_Task objective_. Find the string "Pelajaran" in the data, then copy every line where it is found.

::: Provided information

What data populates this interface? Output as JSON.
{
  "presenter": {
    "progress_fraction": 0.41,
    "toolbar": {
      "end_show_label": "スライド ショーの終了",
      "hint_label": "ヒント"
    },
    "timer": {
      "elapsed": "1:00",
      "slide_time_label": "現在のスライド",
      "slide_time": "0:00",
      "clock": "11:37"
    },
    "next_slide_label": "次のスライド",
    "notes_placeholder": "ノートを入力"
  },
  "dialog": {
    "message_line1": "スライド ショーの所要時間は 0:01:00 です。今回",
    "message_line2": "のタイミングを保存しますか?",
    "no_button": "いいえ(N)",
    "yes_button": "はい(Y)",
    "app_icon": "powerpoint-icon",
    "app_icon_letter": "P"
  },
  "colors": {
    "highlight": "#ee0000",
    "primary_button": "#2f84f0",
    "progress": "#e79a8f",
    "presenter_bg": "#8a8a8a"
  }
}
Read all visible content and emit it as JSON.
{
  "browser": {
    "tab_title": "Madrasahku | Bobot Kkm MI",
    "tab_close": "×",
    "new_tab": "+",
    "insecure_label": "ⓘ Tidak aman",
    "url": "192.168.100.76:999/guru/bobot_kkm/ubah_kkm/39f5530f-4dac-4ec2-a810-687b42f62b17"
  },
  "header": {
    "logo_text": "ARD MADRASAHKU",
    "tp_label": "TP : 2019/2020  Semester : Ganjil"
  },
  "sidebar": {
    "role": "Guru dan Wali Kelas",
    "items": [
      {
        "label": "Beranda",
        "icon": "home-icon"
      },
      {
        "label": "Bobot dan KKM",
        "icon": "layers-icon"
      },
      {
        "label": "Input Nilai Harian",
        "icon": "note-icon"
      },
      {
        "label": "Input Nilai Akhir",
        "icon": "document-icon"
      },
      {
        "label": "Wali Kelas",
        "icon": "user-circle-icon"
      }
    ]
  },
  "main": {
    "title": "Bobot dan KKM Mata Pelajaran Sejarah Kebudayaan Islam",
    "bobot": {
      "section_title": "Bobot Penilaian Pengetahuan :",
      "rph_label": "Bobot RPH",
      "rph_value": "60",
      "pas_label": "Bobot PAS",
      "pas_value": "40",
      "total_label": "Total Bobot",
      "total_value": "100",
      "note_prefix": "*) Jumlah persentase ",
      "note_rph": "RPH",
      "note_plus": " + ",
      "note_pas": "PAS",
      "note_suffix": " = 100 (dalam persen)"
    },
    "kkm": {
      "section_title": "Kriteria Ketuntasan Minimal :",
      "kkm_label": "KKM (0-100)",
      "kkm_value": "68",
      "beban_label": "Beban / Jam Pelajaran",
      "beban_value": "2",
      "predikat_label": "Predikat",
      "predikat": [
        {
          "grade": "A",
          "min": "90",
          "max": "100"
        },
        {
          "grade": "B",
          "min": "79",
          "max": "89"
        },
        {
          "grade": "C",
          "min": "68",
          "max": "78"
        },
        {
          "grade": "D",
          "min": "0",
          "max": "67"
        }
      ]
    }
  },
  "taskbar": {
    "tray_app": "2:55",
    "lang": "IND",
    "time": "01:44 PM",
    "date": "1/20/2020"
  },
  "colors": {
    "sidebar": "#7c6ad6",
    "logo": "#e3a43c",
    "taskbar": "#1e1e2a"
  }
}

::::::

_Exercise response_.
    "title": "Bobot dan KKM Mata Pelajaran Sejarah Kebudayaan Islam",
      "beban_label": "Beban / Jam Pelajaran",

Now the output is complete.